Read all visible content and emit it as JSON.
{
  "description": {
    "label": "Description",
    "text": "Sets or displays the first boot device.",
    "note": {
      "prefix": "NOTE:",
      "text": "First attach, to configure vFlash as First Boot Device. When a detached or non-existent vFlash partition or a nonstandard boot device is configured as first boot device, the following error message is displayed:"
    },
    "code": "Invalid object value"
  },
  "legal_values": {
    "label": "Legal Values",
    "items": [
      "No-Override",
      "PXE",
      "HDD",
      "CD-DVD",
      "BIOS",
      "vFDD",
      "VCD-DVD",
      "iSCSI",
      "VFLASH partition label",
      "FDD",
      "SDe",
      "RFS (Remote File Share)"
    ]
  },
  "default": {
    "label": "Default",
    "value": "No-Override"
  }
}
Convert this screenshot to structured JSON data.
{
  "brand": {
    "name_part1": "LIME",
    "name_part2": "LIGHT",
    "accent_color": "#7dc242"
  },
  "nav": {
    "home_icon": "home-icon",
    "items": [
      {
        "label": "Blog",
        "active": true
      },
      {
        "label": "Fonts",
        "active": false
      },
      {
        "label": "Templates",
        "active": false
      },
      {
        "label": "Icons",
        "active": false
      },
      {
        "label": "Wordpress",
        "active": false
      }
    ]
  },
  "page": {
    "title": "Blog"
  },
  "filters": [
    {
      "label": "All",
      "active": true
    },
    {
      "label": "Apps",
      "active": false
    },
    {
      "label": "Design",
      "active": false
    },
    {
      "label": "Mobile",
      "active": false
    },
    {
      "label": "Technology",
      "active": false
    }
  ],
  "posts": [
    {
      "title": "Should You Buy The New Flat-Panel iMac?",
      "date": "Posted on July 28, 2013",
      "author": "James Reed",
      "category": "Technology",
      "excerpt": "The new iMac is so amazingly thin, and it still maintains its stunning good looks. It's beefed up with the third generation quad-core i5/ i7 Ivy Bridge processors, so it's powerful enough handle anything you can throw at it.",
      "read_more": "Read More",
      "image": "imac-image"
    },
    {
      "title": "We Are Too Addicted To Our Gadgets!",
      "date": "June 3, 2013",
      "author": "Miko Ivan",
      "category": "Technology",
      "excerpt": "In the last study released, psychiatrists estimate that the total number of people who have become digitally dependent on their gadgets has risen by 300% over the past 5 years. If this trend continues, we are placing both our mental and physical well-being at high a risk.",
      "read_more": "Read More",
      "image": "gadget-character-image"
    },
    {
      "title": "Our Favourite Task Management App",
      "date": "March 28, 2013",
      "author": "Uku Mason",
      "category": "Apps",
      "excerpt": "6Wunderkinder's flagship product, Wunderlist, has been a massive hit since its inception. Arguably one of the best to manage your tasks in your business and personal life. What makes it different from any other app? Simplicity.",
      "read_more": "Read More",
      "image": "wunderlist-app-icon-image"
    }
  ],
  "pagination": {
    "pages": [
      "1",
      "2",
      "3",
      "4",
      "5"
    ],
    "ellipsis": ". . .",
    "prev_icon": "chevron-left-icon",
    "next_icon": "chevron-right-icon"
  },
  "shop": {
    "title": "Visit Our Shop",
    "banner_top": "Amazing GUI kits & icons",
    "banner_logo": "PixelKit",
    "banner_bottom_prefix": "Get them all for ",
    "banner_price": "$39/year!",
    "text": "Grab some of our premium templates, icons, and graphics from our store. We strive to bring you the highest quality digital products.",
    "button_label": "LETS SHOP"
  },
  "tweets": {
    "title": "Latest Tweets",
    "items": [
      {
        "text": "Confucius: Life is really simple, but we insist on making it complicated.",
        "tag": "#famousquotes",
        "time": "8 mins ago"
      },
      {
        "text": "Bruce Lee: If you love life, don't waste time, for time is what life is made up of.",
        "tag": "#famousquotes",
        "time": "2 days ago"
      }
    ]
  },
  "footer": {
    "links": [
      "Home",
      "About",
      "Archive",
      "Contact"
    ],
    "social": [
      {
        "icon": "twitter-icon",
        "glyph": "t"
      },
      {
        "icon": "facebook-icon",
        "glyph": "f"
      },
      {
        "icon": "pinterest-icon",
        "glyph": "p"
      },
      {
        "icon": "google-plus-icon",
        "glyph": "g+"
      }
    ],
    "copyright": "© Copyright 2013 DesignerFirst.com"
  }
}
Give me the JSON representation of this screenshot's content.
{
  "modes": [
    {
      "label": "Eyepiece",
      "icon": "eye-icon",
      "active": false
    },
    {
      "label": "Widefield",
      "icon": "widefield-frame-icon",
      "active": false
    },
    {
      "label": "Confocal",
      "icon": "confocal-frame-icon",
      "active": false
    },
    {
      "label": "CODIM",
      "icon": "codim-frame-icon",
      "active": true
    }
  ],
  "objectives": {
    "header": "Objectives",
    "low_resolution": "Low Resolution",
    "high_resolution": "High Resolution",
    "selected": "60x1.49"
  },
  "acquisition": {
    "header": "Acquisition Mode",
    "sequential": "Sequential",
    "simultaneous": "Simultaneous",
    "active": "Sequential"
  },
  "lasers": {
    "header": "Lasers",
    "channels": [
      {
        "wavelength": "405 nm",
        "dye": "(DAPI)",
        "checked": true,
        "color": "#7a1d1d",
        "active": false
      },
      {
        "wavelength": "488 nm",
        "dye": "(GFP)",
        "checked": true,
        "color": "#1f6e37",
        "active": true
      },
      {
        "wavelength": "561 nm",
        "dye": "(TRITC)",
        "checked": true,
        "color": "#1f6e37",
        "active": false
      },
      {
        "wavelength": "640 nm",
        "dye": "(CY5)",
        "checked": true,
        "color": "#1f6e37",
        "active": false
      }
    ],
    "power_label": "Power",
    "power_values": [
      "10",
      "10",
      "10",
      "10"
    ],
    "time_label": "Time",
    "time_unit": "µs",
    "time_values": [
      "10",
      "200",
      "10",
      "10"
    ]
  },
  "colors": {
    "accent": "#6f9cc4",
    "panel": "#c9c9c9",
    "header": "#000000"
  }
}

■ ■ ■ ■

Objective — Write out every line of the material again, exactly as it reads.

Correct output —
Read all visible content and emit it as JSON.
{
  "description": {
    "label": "Description",
    "text": "Sets or displays the first boot device.",
    "note": {
      "prefix": "NOTE:",
      "text": "First attach, to configure vFlash as First Boot Device. When a detached or non-existent vFlash partition or a nonstandard boot device is configured as first boot device, the following error message is displayed:"
    },
    "code": "Invalid object value"
  },
  "legal_values": {
    "label": "Legal Values",
    "items": [
      "No-Override",
      "PXE",
      "HDD",
      "CD-DVD",
      "BIOS",
      "vFDD",
      "VCD-DVD",
      "iSCSI",
      "VFLASH partition label",
      "FDD",
      "SDe",
      "RFS (Remote File Share)"
    ]
  },
  "default": {
    "label": "Default",
    "value": "No-Override"
  }
}
Convert this screenshot to structured JSON data.
{
  "brand": {
    "name_part1": "LIME",
    "name_part2": "LIGHT",
    "accent_color": "#7dc242"
  },
  "nav": {
    "home_icon": "home-icon",
    "items": [
      {
        "label": "Blog",
        "active": true
      },
      {
        "label": "Fonts",
        "active": false
      },
      {
        "label": "Templates",
        "active": false
      },
      {
        "label": "Icons",
        "active": false
      },
      {
        "label": "Wordpress",
        "active": false
      }
    ]
  },
  "page": {
    "title": "Blog"
  },
  "filters": [
    {
      "label": "All",
      "active": true
    },
    {
      "label": "Apps",
      "active": false
    },
    {
      "label": "Design",
      "active": false
    },
    {
      "label": "Mobile",
      "active": false
    },
    {
      "label": "Technology",
      "active": false
    }
  ],
  "posts": [
    {
      "title": "Should You Buy The New Flat-Panel iMac?",
      "date": "Posted on July 28, 2013",
      "author": "James Reed",
      "category": "Technology",
      "excerpt": "The new iMac is so amazingly thin, and it still maintains its stunning good looks. It's beefed up with the third generation quad-core i5/ i7 Ivy Bridge processors, so it's powerful enough handle anything you can throw at it.",
      "read_more": "Read More",
      "image": "imac-image"
    },
    {
      "title": "We Are Too Addicted To Our Gadgets!",
      "date": "June 3, 2013",
      "author": "Miko Ivan",
      "category": "Technology",
      "excerpt": "In the last study released, psychiatrists estimate that the total number of people who have become digitally dependent on their gadgets has risen by 300% over the past 5 years. If this trend continues, we are placing both our mental and physical well-being at high a risk.",
      "read_more": "Read More",
      "image": "gadget-character-image"
    },
    {
      "title": "Our Favourite Task Management App",
      "date": "March 28, 2013",
      "author": "Uku Mason",
      "category": "Apps",
      "excerpt": "6Wunderkinder's flagship product, Wunderlist, has been a massive hit since its inception. Arguably one of the best to manage your tasks in your business and personal life. What makes it different from any other app? Simplicity.",
      "read_more": "Read More",
      "image": "wunderlist-app-icon-image"
    }
  ],
  "pagination": {
    "pages": [
      "1",
      "2",
      "3",
      "4",
      "5"
    ],
    "ellipsis": ". . .",
    "prev_icon": "chevron-left-icon",
    "next_icon": "chevron-right-icon"
  },
  "shop": {
    "title": "Visit Our Shop",
    "banner_top": "Amazing GUI kits & icons",
    "banner_logo": "PixelKit",
    "banner_bottom_prefix": "Get them all for ",
    "banner_price": "$39/year!",
    "text": "Grab some of our premium templates, icons, and graphics from our store. We strive to bring you the highest quality digital products.",
    "button_label": "LETS SHOP"
  },
  "tweets": {
    "title": "Latest Tweets",
    "items": [
      {
        "text": "Confucius: Life is really simple, but we insist on making it complicated.",
        "tag": "#famousquotes",
        "time": "8 mins ago"
      },
      {
        "text": "Bruce Lee: If you love life, don't waste time, for time is what life is made up of.",
        "tag": "#famousquotes",
        "time": "2 days ago"
      }
    ]
  },
  "footer": {
    "links": [
      "Home",
      "About",
      "Archive",
      "Contact"
    ],
    "social": [
      {
        "icon": "twitter-icon",
        "glyph": "t"
      },
      {
        "icon": "facebook-icon",
        "glyph": "f"
      },
      {
        "icon": "pinterest-icon",
        "glyph": "p"
      },
      {
        "icon": "google-plus-icon",
        "glyph": "g+"
      }
    ],
    "copyright": "© Copyright 2013 DesignerFirst.com"
  }
}
Give me the JSON representation of this screenshot's content.
{
  "modes": [
    {
      "label": "Eyepiece",
      "icon": "eye-icon",
      "active": false
    },
    {
      "label": "Widefield",
      "icon": "widefield-frame-icon",
      "active": false
    },
    {
      "label": "Confocal",
      "icon": "confocal-frame-icon",
      "active": false
    },
    {
      "label": "CODIM",
      "icon": "codim-frame-icon",
      "active": true
    }
  ],
  "objectives": {
    "header": "Objectives",
    "low_resolution": "Low Resolution",
    "high_resolution": "High Resolution",
    "selected": "60x1.49"
  },
  "acquisition": {
    "header": "Acquisition Mode",
    "sequential": "Sequential",
    "simultaneous": "Simultaneous",
    "active": "Sequential"
  },
  "lasers": {
    "header": "Lasers",
    "channels": [
      {
        "wavelength": "405 nm",
        "dye": "(DAPI)",
        "checked": true,
        "color": "#7a1d1d",
        "active": false
      },
      {
        "wavelength": "488 nm",
        "dye": "(GFP)",
        "checked": true,
        "color": "#1f6e37",
        "active": true
      },
      {
        "wavelength": "561 nm",
        "dye": "(TRITC)",
        "checked": true,
        "color": "#1f6e37",
        "active": false
      },
      {
        "wavelength": "640 nm",
        "dye": "(CY5)",
        "checked": true,
        "color": "#1f6e37",
        "active": false
      }
    ],
    "power_label": "Power",
    "power_values": [
      "10",
      "10",
      "10",
      "10"
    ],
    "time_label": "Time",
    "time_unit": "µs",
    "time_values": [
      "10",
      "200",
      "10",
      "10"
    ]
  },
  "colors": {
    "accent": "#6f9cc4",
    "panel": "#c9c9c9",
    "header": "#000000"
  }
}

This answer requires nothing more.